> Exercise task
Reproduce each line exactly. Skip none.

[Raw records]
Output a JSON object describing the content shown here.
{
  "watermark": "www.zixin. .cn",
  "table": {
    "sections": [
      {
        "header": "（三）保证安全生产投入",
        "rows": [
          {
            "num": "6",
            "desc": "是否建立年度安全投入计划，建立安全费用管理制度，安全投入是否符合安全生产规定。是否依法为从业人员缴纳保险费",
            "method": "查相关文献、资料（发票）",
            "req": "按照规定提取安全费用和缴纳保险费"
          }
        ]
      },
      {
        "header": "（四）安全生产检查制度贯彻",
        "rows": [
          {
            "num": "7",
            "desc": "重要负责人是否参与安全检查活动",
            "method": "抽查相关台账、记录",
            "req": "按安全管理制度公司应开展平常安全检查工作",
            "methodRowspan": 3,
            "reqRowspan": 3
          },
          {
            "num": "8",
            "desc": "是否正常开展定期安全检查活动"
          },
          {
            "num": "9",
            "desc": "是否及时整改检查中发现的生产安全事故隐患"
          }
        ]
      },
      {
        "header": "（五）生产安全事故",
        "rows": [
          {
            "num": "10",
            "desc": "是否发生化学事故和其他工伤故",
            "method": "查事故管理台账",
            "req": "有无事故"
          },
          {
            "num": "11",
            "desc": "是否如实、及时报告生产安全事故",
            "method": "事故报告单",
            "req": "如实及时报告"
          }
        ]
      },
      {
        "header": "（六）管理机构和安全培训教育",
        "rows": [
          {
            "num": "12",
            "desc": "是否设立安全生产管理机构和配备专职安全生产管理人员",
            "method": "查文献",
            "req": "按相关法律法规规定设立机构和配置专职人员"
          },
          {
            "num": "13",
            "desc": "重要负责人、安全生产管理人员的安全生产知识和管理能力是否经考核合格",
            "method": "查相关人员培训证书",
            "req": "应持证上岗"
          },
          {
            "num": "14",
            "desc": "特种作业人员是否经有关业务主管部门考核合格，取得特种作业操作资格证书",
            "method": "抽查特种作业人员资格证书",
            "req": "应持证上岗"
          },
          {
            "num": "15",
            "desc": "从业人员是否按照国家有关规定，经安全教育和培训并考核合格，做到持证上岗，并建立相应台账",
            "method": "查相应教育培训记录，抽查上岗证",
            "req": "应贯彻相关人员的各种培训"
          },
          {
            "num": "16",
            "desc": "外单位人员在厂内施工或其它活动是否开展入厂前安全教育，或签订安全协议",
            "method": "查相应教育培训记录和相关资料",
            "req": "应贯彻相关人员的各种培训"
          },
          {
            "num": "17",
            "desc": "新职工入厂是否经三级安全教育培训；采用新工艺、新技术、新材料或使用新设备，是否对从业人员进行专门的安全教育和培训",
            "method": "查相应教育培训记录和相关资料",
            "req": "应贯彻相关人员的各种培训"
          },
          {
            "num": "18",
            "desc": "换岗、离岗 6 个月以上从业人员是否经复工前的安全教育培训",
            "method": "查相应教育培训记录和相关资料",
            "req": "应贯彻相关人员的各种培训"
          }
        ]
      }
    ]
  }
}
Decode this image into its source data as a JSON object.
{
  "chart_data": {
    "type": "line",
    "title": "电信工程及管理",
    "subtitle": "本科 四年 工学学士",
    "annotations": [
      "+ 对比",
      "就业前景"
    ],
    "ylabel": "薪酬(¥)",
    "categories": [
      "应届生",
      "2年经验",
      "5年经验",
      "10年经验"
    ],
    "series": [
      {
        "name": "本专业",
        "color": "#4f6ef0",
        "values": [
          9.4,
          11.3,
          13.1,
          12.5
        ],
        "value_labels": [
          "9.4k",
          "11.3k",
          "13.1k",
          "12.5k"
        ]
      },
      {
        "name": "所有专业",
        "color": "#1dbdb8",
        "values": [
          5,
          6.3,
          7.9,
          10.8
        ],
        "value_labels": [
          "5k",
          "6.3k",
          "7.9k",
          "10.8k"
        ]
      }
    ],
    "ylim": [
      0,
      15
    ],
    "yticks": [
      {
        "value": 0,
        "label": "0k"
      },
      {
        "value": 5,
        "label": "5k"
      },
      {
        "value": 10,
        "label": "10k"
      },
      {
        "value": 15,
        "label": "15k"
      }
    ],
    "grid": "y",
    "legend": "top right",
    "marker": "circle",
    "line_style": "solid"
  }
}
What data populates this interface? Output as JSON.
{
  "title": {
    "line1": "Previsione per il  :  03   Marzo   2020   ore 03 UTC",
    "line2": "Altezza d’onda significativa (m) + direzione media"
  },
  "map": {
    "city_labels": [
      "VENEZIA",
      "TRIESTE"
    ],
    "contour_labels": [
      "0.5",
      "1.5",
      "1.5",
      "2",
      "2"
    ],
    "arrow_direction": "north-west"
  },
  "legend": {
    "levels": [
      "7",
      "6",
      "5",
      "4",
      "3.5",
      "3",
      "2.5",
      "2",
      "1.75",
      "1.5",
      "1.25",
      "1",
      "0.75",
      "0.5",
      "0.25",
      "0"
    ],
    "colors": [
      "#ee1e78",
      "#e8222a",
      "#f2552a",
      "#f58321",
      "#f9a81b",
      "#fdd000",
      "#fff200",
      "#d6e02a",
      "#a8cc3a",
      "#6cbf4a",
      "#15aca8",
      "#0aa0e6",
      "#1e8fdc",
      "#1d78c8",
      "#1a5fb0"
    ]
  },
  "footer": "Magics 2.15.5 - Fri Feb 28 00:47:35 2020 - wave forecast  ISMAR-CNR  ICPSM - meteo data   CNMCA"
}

> Solution for this exercise
Output a JSON object describing the content shown here.
{
  "watermark": "www.zixin. .cn",
  "table": {
    "sections": [
      {
        "header": "（三）保证安全生产投入",
        "rows": [
          {
            "num": "6",
            "desc": "是否建立年度安全投入计划，建立安全费用管理制度，安全投入是否符合安全生产规定。是否依法为从业人员缴纳保险费",
            "method": "查相关文献、资料（发票）",
            "req": "按照规定提取安全费用和缴纳保险费"
          }
        ]
      },
      {
        "header": "（四）安全生产检查制度贯彻",
        "rows": [
          {
            "num": "7",
            "desc": "重要负责人是否参与安全检查活动",
            "method": "抽查相关台账、记录",
            "req": "按安全管理制度公司应开展平常安全检查工作",
            "methodRowspan": 3,
            "reqRowspan": 3
          },
          {
            "num": "8",
            "desc": "是否正常开展定期安全检查活动"
          },
          {
            "num": "9",
            "desc": "是否及时整改检查中发现的生产安全事故隐患"
          }
        ]
      },
      {
        "header": "（五）生产安全事故",
        "rows": [
          {
            "num": "10",
            "desc": "是否发生化学事故和其他工伤故",
            "method": "查事故管理台账",
            "req": "有无事故"
          },
          {
            "num": "11",
            "desc": "是否如实、及时报告生产安全事故",
            "method": "事故报告单",
            "req": "如实及时报告"
          }
        ]
      },
      {
        "header": "（六）管理机构和安全培训教育",
        "rows": [
          {
            "num": "12",
            "desc": "是否设立安全生产管理机构和配备专职安全生产管理人员",
            "method": "查文献",
            "req": "按相关法律法规规定设立机构和配置专职人员"
          },
          {
            "num": "13",
            "desc": "重要负责人、安全生产管理人员的安全生产知识和管理能力是否经考核合格",
            "method": "查相关人员培训证书",
            "req": "应持证上岗"
          },
          {
            "num": "14",
            "desc": "特种作业人员是否经有关业务主管部门考核合格，取得特种作业操作资格证书",
            "method": "抽查特种作业人员资格证书",
            "req": "应持证上岗"
          },
          {
            "num": "15",
            "desc": "从业人员是否按照国家有关规定，经安全教育和培训并考核合格，做到持证上岗，并建立相应台账",
            "method": "查相应教育培训记录，抽查上岗证",
            "req": "应贯彻相关人员的各种培训"
          },
          {
            "num": "16",
            "desc": "外单位人员在厂内施工或其它活动是否开展入厂前安全教育，或签订安全协议",
            "method": "查相应教育培训记录和相关资料",
            "req": "应贯彻相关人员的各种培训"
          },
          {
            "num": "17",
            "desc": "新职工入厂是否经三级安全教育培训；采用新工艺、新技术、新材料或使用新设备，是否对从业人员进行专门的安全教育和培训",
            "method": "查相应教育培训记录和相关资料",
            "req": "应贯彻相关人员的各种培训"
          },
          {
            "num": "18",
            "desc": "换岗、离岗 6 个月以上从业人员是否经复工前的安全教育培训",
            "method": "查相应教育培训记录和相关资料",
            "req": "应贯彻相关人员的各种培训"
          }
        ]
      }
    ]
  }
}
Decode this image into its source data as a JSON object.
{
  "chart_data": {
    "type": "line",
    "title": "电信工程及管理",
    "subtitle": "本科 四年 工学学士",
    "annotations": [
      "+ 对比",
      "就业前景"
    ],
    "ylabel": "薪酬(¥)",
    "categories": [
      "应届生",
      "2年经验",
      "5年经验",
      "10年经验"
    ],
    "series": [
      {
        "name": "本专业",
        "color": "#4f6ef0",
        "values": [
          9.4,
          11.3,
          13.1,
          12.5
        ],
        "value_labels": [
          "9.4k",
          "11.3k",
          "13.1k",
          "12.5k"
        ]
      },
      {
        "name": "所有专业",
        "color": "#1dbdb8",
        "values": [
          5,
          6.3,
          7.9,
          10.8
        ],
        "value_labels": [
          "5k",
          "6.3k",
          "7.9k",
          "10.8k"
        ]
      }
    ],
    "ylim": [
      0,
      15
    ],
    "yticks": [
      {
        "value": 0,
        "label": "0k"
      },
      {
        "value": 5,
        "label": "5k"
      },
      {
        "value": 10,
        "label": "10k"
      },
      {
        "value": 15,
        "label": "15k"
      }
    ],
    "grid": "y",
    "legend": "top right",
    "marker": "circle",
    "line_style": "solid"
  }
}
What data populates this interface? Output as JSON.
{
  "title": {
    "line1": "Previsione per il  :  03   Marzo   2020   ore 03 UTC",
    "line2": "Altezza d’onda significativa (m) + direzione media"
  },
  "map": {
    "city_labels": [
      "VENEZIA",
      "TRIESTE"
    ],
    "contour_labels": [
      "0.5",
      "1.5",
      "1.5",
      "2",
      "2"
    ],
    "arrow_direction": "north-west"
  },
  "legend": {
    "levels": [
      "7",
      "6",
      "5",
      "4",
      "3.5",
      "3",
      "2.5",
      "2",
      "1.75",
      "1.5",
      "1.25",
      "1",
      "0.75",
      "0.5",
      "0.25",
      "0"
    ],
    "colors": [
      "#ee1e78",
      "#e8222a",
      "#f2552a",
      "#f58321",
      "#f9a81b",
      "#fdd000",
      "#fff200",
      "#d6e02a",
      "#a8cc3a",
      "#6cbf4a",
      "#15aca8",
      "#0aa0e6",
      "#1e8fdc",
      "#1d78c8",
      "#1a5fb0"
    ]
  },
  "footer": "Magics 2.15.5 - Fri Feb 28 00:47:35 2020 - wave forecast  ISMAR-CNR  ICPSM - meteo data   CNMCA"
}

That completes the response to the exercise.